## Objective
Out of the lines below, please list those that hold the string "ylabel".

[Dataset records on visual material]
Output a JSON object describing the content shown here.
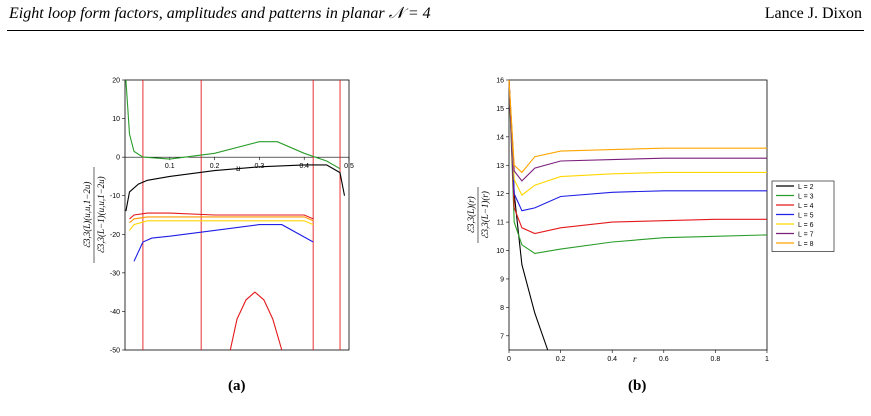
{
  "header": {
    "title": "Eight loop form factors, amplitudes and patterns in planar 𝒩 = 4",
    "author": "Lance J. Dixon"
  },
  "panels": [
    {
      "label": "(a)"
    },
    {
      "label": "(b)"
    }
  ],
  "chart_data": [
    {
      "type": "line",
      "xlabel": "u",
      "ylabel": "ℰ3,3(L)(u,u,1−2u) / ℰ3,3(L−1)(u,u,1−2u)",
      "xlim": [
        0,
        0.5
      ],
      "ylim": [
        -50,
        20
      ],
      "x_ticks": [
        "0.1",
        "0.2",
        "0.3",
        "0.4",
        "0.5"
      ],
      "y_ticks": [
        "20",
        "10",
        "0",
        "-10",
        "-20",
        "-30",
        "-40",
        "-50"
      ],
      "grid": false,
      "vertical_lines_red": [
        0.04,
        0.17,
        0.42,
        0.48
      ],
      "series": [
        {
          "color": "#2a9d2a",
          "x": [
            0.002,
            0.01,
            0.02,
            0.04,
            0.1,
            0.2,
            0.3,
            0.34,
            0.4,
            0.45,
            0.48
          ],
          "y": [
            20,
            6,
            1.5,
            0,
            -0.5,
            1,
            4,
            4,
            1,
            -1,
            -3
          ]
        },
        {
          "color": "#000000",
          "x": [
            0.002,
            0.01,
            0.03,
            0.05,
            0.1,
            0.2,
            0.3,
            0.4,
            0.45,
            0.48,
            0.49
          ],
          "y": [
            -14,
            -9,
            -7,
            -6,
            -5,
            -3.5,
            -2.5,
            -2,
            -2,
            -4,
            -10
          ]
        },
        {
          "color": "#e41a1c",
          "x": [
            0.01,
            0.02,
            0.05,
            0.1,
            0.2,
            0.3,
            0.4,
            0.42
          ],
          "y": [
            -16,
            -15,
            -14.5,
            -14.5,
            -15,
            -15,
            -15,
            -16
          ]
        },
        {
          "color": "#ff9900",
          "x": [
            0.01,
            0.02,
            0.05,
            0.1,
            0.2,
            0.3,
            0.4,
            0.42
          ],
          "y": [
            -17,
            -16,
            -15.5,
            -15.5,
            -15.5,
            -15.5,
            -15.5,
            -16.5
          ]
        },
        {
          "color": "#ffd700",
          "x": [
            0.01,
            0.02,
            0.05,
            0.1,
            0.2,
            0.3,
            0.4,
            0.42
          ],
          "y": [
            -19,
            -17.5,
            -16.5,
            -16.5,
            -16.5,
            -16.5,
            -16.5,
            -17.5
          ]
        },
        {
          "color": "#1f1fe6",
          "x": [
            0.02,
            0.04,
            0.06,
            0.1,
            0.2,
            0.3,
            0.35,
            0.42
          ],
          "y": [
            -27,
            -22,
            -21,
            -20.5,
            -19,
            -17.5,
            -17.5,
            -22
          ]
        },
        {
          "color": "#e41a1c",
          "x": [
            0.235,
            0.25,
            0.27,
            0.29,
            0.31,
            0.33,
            0.35
          ],
          "y": [
            -50,
            -42,
            -37,
            -35,
            -37,
            -42,
            -50
          ]
        }
      ]
    },
    {
      "type": "line",
      "xlabel": "r",
      "ylabel": "ℰ3,3(L)(r) / ℰ3,3(L−1)(r)",
      "xlim": [
        0,
        1
      ],
      "ylim": [
        6.5,
        16
      ],
      "x_ticks": [
        "0",
        "0.2",
        "0.4",
        "0.6",
        "0.8",
        "1"
      ],
      "y_ticks": [
        "16",
        "15",
        "14",
        "13",
        "12",
        "11",
        "10",
        "9",
        "8",
        "7"
      ],
      "grid": false,
      "legend": "right",
      "series": [
        {
          "name": "L = 2",
          "color": "#000000",
          "x": [
            0.0,
            0.02,
            0.05,
            0.1,
            0.15
          ],
          "y": [
            16,
            12,
            9.5,
            7.8,
            6.5
          ]
        },
        {
          "name": "L = 3",
          "color": "#2a9d2a",
          "x": [
            0.0,
            0.02,
            0.05,
            0.1,
            0.2,
            0.4,
            0.6,
            0.8,
            1.0
          ],
          "y": [
            16,
            11,
            10.2,
            9.9,
            10.05,
            10.3,
            10.45,
            10.5,
            10.55
          ]
        },
        {
          "name": "L = 4",
          "color": "#e41a1c",
          "x": [
            0.0,
            0.02,
            0.05,
            0.1,
            0.2,
            0.4,
            0.6,
            0.8,
            1.0
          ],
          "y": [
            16,
            11.5,
            10.8,
            10.6,
            10.8,
            11.0,
            11.05,
            11.1,
            11.1
          ]
        },
        {
          "name": "L = 5",
          "color": "#1f1fe6",
          "x": [
            0.0,
            0.02,
            0.05,
            0.1,
            0.2,
            0.4,
            0.6,
            0.8,
            1.0
          ],
          "y": [
            16,
            12,
            11.4,
            11.5,
            11.9,
            12.05,
            12.1,
            12.1,
            12.1
          ]
        },
        {
          "name": "L = 6",
          "color": "#ffd700",
          "x": [
            0.0,
            0.02,
            0.05,
            0.1,
            0.2,
            0.4,
            0.6,
            0.8,
            1.0
          ],
          "y": [
            16,
            12.5,
            11.95,
            12.3,
            12.6,
            12.7,
            12.75,
            12.75,
            12.75
          ]
        },
        {
          "name": "L = 7",
          "color": "#7b1f7b",
          "x": [
            0.0,
            0.02,
            0.05,
            0.1,
            0.2,
            0.4,
            0.6,
            0.8,
            1.0
          ],
          "y": [
            16,
            12.8,
            12.45,
            12.9,
            13.15,
            13.2,
            13.25,
            13.25,
            13.25
          ]
        },
        {
          "name": "L = 8",
          "color": "#ffa500",
          "x": [
            0.0,
            0.02,
            0.05,
            0.1,
            0.2,
            0.4,
            0.6,
            0.8,
            1.0
          ],
          "y": [
            16,
            13.0,
            12.75,
            13.3,
            13.5,
            13.55,
            13.6,
            13.6,
            13.6
          ]
        }
      ]
    }
  ]
}
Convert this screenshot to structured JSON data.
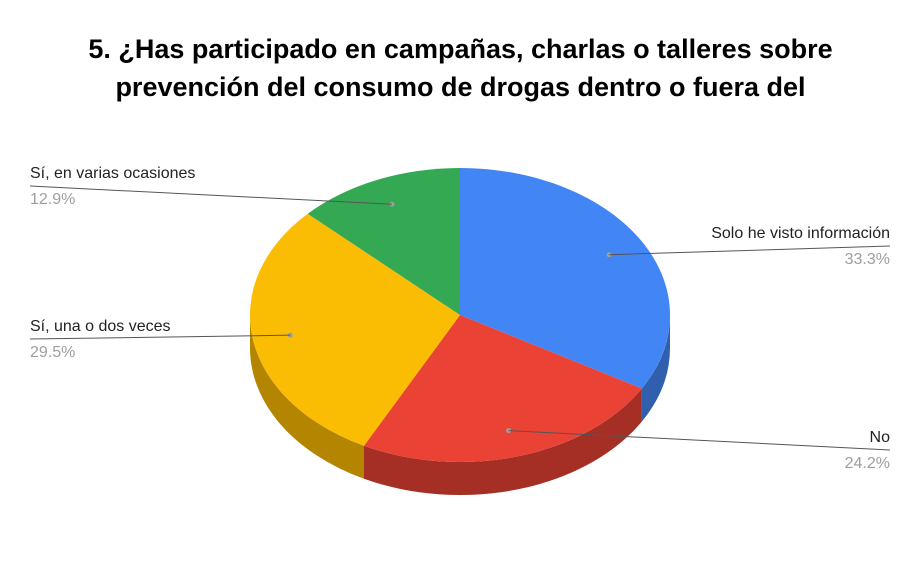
{
  "chart_data": {
    "type": "pie",
    "title_lines": [
      "5. ¿Has participado en campañas, charlas o talleres sobre",
      "prevención del consumo de drogas dentro o fuera del"
    ],
    "slices": [
      {
        "label": "Solo he visto información",
        "value": 33.3,
        "value_label": "33.3%",
        "color": "#4285f4",
        "side_color": "#2f5fad"
      },
      {
        "label": "No",
        "value": 24.2,
        "value_label": "24.2%",
        "color": "#ea4335",
        "side_color": "#a52f25"
      },
      {
        "label": "Sí, una o dos veces",
        "value": 29.5,
        "value_label": "29.5%",
        "color": "#fbbc04",
        "side_color": "#b38500"
      },
      {
        "label": "Sí, en varias ocasiones",
        "value": 12.9,
        "value_label": "12.9%",
        "color": "#34a853",
        "side_color": "#25773b"
      }
    ],
    "style": "3d-pie",
    "legend": "none"
  }
}
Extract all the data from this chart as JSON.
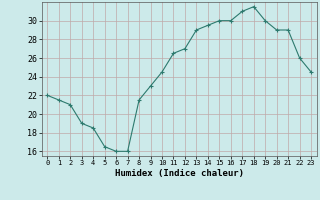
{
  "x": [
    0,
    1,
    2,
    3,
    4,
    5,
    6,
    7,
    8,
    9,
    10,
    11,
    12,
    13,
    14,
    15,
    16,
    17,
    18,
    19,
    20,
    21,
    22,
    23
  ],
  "y": [
    22,
    21.5,
    21,
    19,
    18.5,
    16.5,
    16,
    16,
    21.5,
    23,
    24.5,
    26.5,
    27,
    29,
    29.5,
    30,
    30,
    31,
    31.5,
    30,
    29,
    29,
    26,
    24.5
  ],
  "line_color": "#2d7a6e",
  "marker": "+",
  "marker_size": 3,
  "bg_color": "#cceaea",
  "grid_color": "#c0a8a8",
  "xlabel": "Humidex (Indice chaleur)",
  "xlim": [
    -0.5,
    23.5
  ],
  "ylim": [
    15.5,
    32
  ],
  "yticks": [
    16,
    18,
    20,
    22,
    24,
    26,
    28,
    30
  ],
  "xtick_labels": [
    "0",
    "1",
    "2",
    "3",
    "4",
    "5",
    "6",
    "7",
    "8",
    "9",
    "10",
    "11",
    "12",
    "13",
    "14",
    "15",
    "16",
    "17",
    "18",
    "19",
    "20",
    "21",
    "22",
    "23"
  ],
  "xlabel_fontsize": 6.5,
  "ytick_fontsize": 6,
  "xtick_fontsize": 5
}
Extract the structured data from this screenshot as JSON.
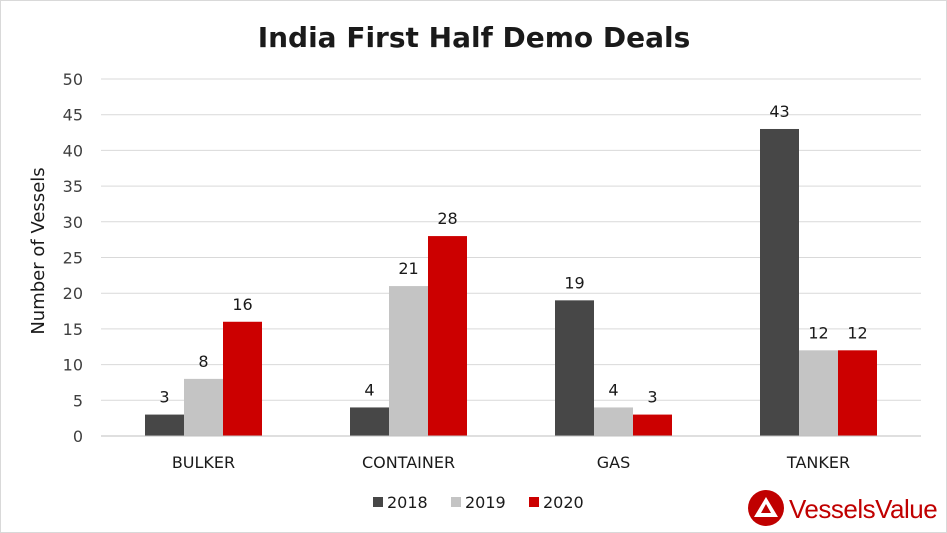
{
  "chart_data": {
    "type": "bar",
    "title": "India First Half Demo Deals",
    "xlabel": "",
    "ylabel": "Number of Vessels",
    "categories": [
      "BULKER",
      "CONTAINER",
      "GAS",
      "TANKER"
    ],
    "series": [
      {
        "name": "2018",
        "values": [
          3,
          4,
          19,
          43
        ],
        "color": "#474747"
      },
      {
        "name": "2019",
        "values": [
          8,
          21,
          4,
          12
        ],
        "color": "#c4c4c4"
      },
      {
        "name": "2020",
        "values": [
          16,
          28,
          3,
          12
        ],
        "color": "#cc0000"
      }
    ],
    "ylim": [
      0,
      50
    ],
    "yticks": [
      0,
      5,
      10,
      15,
      20,
      25,
      30,
      35,
      40,
      45,
      50
    ],
    "grid": true,
    "legend_position": "bottom",
    "data_labels": true
  },
  "logo": {
    "text": "VesselsValue",
    "color": "#c00000"
  }
}
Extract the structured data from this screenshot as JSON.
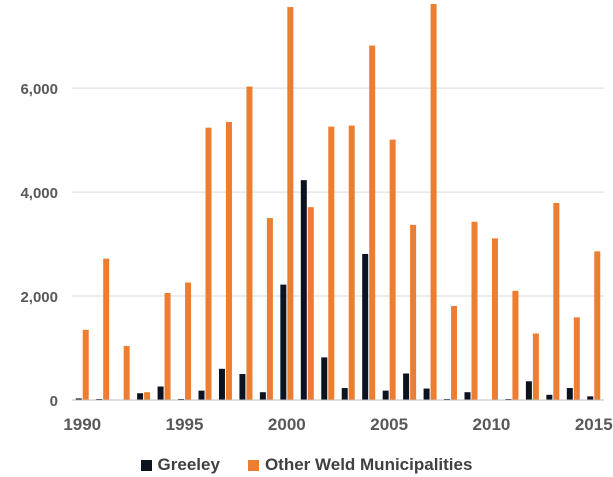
{
  "chart_data": {
    "type": "bar",
    "title": "",
    "xlabel": "",
    "ylabel": "",
    "ylim": [
      0,
      7600
    ],
    "y_ticks": [
      "0",
      "2,000",
      "4,000",
      "6,000"
    ],
    "y_tick_values": [
      0,
      2000,
      4000,
      6000
    ],
    "x_tick_labels": [
      "1990",
      "1995",
      "2000",
      "2005",
      "2010",
      "2015"
    ],
    "x_tick_years": [
      1990,
      1995,
      2000,
      2005,
      2010,
      2015
    ],
    "categories": [
      1990,
      1991,
      1992,
      1993,
      1994,
      1995,
      1996,
      1997,
      1998,
      1999,
      2000,
      2001,
      2002,
      2003,
      2004,
      2005,
      2006,
      2007,
      2008,
      2009,
      2010,
      2011,
      2012,
      2013,
      2014,
      2015
    ],
    "grid": true,
    "legend_position": "bottom",
    "series": [
      {
        "name": "Greeley",
        "color": "#0b1220",
        "values": [
          30,
          10,
          0,
          130,
          260,
          20,
          180,
          600,
          500,
          150,
          2220,
          4230,
          820,
          230,
          2810,
          180,
          510,
          220,
          20,
          150,
          0,
          10,
          360,
          100,
          230,
          70
        ]
      },
      {
        "name": "Other Weld Municipalities",
        "color": "#ed7d31",
        "values": [
          1350,
          2720,
          1040,
          150,
          2060,
          2260,
          5240,
          5350,
          6030,
          3500,
          7560,
          3710,
          5260,
          5280,
          6820,
          5010,
          3370,
          7620,
          1810,
          3430,
          3110,
          2100,
          1280,
          3790,
          1590,
          2860
        ]
      }
    ]
  }
}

## Result
      "ylabel": "ℰ3,3(L)(u,u,1−2u) / ℰ3,3(L−1)(u,u,1−2u)",
      "ylabel": "ℰ3,3(L)(r) / ℰ3,3(L−1)(r)",
    "ylabel": "Number of Vessels",
    "ylabel": "",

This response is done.